• REQUIRED TASK:
Copy out every line that contains the word "grey".

§

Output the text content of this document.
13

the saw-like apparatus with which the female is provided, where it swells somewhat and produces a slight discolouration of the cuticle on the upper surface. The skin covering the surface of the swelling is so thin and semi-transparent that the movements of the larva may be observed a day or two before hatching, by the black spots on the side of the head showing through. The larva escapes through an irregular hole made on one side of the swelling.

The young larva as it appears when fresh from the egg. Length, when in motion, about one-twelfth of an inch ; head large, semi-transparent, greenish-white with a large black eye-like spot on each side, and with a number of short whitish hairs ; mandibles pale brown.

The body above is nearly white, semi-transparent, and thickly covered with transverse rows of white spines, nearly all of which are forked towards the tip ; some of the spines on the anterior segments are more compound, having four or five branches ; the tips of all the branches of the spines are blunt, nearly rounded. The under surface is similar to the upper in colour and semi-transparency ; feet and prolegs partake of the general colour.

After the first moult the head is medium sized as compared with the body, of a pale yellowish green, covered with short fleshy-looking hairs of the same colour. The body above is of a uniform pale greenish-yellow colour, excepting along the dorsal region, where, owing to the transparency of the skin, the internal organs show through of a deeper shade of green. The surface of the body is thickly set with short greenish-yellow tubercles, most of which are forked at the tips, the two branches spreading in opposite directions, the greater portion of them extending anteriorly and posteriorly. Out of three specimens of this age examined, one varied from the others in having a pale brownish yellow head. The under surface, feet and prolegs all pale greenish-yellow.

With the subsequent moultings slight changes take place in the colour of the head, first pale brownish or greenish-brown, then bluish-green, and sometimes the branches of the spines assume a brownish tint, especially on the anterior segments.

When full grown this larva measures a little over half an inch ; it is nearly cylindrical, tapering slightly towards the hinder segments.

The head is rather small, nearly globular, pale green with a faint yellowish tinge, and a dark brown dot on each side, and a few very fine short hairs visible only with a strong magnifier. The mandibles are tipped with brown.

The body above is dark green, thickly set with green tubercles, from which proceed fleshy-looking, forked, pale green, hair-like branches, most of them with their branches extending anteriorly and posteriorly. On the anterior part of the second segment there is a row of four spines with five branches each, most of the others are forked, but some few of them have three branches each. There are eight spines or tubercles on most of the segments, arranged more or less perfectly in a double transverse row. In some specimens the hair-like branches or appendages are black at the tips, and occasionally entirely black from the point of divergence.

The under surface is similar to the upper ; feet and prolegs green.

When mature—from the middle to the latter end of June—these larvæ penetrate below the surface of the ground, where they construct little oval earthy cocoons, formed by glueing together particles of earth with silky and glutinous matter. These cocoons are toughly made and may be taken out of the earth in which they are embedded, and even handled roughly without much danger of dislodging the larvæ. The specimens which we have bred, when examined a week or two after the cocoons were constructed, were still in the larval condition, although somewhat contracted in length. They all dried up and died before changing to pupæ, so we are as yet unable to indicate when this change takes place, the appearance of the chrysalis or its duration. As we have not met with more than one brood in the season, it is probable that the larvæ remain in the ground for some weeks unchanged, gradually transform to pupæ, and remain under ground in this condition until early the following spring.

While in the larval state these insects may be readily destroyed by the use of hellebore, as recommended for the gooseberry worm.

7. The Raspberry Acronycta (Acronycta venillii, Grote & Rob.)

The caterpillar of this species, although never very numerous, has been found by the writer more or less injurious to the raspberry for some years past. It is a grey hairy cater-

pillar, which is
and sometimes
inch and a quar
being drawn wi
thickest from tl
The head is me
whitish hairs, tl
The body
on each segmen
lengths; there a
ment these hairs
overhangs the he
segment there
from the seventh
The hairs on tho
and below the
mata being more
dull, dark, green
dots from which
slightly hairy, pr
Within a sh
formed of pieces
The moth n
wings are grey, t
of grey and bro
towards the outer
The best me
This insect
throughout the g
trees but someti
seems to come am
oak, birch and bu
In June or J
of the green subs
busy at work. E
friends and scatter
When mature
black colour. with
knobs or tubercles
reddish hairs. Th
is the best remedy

§

• RESULT:
The caterpillar of this species, although never very numerous, has been found by the writer more or less injurious to the raspberry for some years past. It is a grey hairy cater-
wings are grey, t
of grey and bro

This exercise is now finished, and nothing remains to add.